:: Exercise prompt ::
Every line with the string "source" should be gathered.

--------------------

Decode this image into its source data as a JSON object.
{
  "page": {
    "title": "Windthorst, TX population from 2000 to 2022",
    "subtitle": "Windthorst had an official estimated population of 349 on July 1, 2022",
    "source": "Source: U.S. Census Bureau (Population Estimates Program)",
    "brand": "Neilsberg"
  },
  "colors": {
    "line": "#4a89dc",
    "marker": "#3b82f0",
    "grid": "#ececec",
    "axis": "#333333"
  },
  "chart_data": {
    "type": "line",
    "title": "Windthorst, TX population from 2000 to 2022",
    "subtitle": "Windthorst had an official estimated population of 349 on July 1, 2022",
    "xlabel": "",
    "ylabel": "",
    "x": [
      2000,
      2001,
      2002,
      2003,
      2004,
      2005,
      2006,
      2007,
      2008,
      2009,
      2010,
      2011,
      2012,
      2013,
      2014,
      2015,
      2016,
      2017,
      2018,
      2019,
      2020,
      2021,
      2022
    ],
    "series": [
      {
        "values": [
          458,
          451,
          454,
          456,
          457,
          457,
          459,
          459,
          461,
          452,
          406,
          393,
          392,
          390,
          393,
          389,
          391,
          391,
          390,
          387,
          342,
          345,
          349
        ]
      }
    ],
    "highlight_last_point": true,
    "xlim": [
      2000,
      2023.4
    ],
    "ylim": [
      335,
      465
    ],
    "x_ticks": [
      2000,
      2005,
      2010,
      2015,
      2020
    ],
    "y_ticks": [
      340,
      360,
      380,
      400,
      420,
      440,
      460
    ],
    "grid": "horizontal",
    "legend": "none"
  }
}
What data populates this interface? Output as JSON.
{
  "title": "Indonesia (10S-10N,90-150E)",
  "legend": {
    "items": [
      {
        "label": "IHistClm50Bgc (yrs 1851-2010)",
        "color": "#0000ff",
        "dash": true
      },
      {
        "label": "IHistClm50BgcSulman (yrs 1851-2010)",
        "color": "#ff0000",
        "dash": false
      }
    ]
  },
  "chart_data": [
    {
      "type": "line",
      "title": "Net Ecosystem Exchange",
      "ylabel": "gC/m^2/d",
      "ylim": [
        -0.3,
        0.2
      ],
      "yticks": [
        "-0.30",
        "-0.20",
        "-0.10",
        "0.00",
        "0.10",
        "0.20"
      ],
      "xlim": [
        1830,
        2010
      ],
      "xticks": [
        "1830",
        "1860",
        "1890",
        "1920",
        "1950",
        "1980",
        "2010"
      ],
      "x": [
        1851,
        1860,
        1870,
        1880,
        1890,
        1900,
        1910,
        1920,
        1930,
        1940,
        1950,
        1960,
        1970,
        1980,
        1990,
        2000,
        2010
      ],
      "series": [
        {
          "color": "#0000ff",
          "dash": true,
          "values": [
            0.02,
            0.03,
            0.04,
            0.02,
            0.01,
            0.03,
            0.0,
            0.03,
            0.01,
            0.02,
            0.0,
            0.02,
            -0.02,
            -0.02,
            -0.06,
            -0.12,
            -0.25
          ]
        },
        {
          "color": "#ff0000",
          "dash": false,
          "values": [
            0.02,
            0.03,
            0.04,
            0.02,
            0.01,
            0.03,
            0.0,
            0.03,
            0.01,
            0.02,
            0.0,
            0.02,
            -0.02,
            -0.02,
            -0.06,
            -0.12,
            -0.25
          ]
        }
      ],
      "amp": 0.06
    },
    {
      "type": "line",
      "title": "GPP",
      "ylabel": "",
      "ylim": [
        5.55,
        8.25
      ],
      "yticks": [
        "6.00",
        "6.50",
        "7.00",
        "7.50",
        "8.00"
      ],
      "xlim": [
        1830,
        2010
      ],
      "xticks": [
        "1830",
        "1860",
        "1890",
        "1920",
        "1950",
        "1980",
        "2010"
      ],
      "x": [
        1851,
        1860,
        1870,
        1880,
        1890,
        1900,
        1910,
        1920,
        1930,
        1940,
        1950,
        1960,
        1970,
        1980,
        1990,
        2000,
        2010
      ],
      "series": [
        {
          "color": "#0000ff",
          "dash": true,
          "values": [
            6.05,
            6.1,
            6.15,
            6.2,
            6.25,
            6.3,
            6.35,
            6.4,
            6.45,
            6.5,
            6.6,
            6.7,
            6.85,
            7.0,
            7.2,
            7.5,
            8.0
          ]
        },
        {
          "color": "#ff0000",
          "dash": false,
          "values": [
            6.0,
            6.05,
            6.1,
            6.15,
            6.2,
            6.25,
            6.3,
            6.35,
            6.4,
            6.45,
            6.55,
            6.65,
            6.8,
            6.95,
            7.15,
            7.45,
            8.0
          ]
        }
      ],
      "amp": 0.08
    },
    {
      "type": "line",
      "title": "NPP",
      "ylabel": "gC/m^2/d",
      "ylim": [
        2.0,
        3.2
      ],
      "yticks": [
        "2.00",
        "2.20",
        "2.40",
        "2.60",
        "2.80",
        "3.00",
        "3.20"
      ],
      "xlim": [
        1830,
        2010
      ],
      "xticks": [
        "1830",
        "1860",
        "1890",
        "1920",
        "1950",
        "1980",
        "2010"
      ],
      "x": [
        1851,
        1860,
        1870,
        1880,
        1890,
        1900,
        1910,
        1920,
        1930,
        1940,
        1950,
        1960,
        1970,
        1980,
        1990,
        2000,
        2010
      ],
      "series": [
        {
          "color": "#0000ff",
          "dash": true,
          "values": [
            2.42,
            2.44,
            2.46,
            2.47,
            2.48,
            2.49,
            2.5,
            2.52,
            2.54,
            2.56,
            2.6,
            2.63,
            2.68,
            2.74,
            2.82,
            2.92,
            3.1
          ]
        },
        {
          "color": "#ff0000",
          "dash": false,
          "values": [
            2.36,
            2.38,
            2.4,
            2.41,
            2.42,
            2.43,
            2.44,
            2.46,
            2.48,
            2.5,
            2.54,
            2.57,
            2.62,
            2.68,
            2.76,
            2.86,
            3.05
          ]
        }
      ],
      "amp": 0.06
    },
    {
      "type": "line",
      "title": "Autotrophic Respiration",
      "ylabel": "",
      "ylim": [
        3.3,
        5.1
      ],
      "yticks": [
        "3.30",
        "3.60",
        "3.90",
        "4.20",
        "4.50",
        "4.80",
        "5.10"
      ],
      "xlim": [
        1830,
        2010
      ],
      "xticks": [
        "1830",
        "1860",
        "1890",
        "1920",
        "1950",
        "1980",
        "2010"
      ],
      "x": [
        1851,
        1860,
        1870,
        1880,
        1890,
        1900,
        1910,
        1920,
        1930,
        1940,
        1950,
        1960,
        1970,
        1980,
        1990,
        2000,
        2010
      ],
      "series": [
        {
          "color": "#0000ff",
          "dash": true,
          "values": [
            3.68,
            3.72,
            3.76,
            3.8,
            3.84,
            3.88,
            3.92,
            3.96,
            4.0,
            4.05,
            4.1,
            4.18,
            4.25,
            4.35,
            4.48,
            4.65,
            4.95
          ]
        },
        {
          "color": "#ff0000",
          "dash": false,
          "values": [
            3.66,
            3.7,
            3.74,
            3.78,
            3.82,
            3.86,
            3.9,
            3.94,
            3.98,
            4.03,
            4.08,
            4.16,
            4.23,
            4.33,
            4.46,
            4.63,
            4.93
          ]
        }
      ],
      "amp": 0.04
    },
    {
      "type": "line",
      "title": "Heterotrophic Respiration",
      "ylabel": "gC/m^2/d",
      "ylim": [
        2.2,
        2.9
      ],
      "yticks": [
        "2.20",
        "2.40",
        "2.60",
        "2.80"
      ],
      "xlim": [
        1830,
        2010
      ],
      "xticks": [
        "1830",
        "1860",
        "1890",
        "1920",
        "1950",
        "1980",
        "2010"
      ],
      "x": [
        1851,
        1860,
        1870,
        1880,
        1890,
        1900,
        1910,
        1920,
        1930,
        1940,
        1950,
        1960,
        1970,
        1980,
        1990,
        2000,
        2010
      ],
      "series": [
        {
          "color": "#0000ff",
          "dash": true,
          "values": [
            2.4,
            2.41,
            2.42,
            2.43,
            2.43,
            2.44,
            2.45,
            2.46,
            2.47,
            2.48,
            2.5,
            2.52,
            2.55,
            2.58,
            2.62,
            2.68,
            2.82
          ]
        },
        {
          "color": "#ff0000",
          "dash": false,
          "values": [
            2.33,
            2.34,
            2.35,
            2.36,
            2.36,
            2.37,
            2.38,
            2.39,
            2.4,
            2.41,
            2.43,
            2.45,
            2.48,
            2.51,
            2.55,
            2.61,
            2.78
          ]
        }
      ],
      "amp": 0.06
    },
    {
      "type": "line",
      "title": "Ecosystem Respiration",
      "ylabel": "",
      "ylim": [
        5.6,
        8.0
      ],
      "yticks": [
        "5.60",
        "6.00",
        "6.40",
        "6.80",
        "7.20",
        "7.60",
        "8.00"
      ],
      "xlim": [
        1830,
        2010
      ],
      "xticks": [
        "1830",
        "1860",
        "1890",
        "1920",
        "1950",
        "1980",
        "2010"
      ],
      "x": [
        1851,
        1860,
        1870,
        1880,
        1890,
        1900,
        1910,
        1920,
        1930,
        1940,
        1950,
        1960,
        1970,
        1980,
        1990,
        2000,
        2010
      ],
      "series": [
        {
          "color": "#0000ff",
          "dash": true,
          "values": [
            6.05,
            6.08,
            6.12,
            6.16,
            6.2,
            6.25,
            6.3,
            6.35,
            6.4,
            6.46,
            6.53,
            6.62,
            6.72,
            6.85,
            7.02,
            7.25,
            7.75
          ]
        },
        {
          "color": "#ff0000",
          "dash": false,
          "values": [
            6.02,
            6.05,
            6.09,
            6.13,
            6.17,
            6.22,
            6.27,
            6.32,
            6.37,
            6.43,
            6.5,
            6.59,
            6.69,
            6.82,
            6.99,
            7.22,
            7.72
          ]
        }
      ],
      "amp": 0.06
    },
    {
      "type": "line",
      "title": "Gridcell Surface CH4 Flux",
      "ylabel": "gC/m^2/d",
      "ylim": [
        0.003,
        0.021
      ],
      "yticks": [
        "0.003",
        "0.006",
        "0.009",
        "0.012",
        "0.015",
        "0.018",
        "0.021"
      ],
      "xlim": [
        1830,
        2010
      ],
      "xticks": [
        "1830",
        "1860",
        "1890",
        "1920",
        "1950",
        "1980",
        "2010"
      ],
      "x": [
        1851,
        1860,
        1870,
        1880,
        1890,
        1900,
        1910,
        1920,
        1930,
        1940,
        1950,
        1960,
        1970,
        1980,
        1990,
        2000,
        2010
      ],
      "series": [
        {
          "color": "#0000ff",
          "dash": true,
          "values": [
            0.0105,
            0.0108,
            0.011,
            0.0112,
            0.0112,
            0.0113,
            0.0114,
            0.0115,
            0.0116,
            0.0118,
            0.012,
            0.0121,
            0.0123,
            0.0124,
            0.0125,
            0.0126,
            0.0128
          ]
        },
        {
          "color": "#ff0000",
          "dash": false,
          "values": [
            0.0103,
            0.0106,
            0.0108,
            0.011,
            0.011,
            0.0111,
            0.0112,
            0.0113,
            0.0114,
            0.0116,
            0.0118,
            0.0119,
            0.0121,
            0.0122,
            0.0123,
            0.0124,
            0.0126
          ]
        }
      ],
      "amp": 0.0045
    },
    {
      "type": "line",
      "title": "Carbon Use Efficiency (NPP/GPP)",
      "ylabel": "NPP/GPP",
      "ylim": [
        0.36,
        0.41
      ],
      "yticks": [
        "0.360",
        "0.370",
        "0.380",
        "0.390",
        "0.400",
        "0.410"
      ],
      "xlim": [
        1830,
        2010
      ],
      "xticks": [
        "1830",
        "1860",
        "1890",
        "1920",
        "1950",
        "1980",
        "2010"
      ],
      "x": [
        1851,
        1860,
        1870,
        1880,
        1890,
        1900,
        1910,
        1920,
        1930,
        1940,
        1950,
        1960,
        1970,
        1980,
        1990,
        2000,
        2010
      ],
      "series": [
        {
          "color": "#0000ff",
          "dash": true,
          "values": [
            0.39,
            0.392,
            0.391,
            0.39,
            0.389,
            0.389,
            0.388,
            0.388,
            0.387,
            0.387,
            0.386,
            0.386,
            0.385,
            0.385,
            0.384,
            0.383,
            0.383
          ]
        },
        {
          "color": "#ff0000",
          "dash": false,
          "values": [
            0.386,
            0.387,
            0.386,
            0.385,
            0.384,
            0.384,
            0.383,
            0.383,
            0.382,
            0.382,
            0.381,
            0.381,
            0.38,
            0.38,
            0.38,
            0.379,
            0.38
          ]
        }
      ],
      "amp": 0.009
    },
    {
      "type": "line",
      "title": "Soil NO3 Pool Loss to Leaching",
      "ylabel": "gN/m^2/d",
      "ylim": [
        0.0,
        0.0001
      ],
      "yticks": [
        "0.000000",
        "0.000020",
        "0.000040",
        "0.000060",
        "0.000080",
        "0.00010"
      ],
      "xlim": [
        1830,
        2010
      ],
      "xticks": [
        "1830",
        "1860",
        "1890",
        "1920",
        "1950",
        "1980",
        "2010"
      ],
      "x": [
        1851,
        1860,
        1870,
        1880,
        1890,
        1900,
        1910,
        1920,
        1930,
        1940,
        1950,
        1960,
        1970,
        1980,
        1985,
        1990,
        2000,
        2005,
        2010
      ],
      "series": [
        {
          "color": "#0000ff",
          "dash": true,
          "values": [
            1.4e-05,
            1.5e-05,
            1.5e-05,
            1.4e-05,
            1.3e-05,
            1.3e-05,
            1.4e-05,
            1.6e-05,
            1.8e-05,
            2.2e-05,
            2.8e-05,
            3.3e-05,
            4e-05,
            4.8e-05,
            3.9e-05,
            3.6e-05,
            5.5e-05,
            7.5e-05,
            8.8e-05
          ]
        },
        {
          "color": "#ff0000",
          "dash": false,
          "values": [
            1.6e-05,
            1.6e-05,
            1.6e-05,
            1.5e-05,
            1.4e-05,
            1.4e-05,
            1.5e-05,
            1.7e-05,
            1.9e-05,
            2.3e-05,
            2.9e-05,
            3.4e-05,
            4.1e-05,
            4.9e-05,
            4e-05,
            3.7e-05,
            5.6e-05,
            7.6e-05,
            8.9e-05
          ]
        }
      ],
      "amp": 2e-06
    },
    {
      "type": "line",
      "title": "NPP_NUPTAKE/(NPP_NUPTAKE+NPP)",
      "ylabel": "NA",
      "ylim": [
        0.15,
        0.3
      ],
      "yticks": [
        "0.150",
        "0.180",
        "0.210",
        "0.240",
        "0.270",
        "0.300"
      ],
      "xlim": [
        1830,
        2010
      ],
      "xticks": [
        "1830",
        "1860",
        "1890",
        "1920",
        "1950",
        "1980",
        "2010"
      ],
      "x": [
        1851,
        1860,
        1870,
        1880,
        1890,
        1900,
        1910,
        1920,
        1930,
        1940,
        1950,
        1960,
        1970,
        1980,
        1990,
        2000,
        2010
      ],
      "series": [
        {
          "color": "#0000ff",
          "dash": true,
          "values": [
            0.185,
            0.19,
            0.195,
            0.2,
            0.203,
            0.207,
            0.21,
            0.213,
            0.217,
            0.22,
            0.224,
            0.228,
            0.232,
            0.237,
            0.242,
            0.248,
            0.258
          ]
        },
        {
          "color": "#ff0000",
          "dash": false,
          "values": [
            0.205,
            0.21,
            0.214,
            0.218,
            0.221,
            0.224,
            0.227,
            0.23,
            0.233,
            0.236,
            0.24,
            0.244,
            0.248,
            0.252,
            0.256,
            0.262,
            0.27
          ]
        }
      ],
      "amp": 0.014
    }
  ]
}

--------------------

:: Task response ::
Decode this image into its source data as a JSON object.
    "source": "Source: U.S. Census Bureau (Population Estimates Program)",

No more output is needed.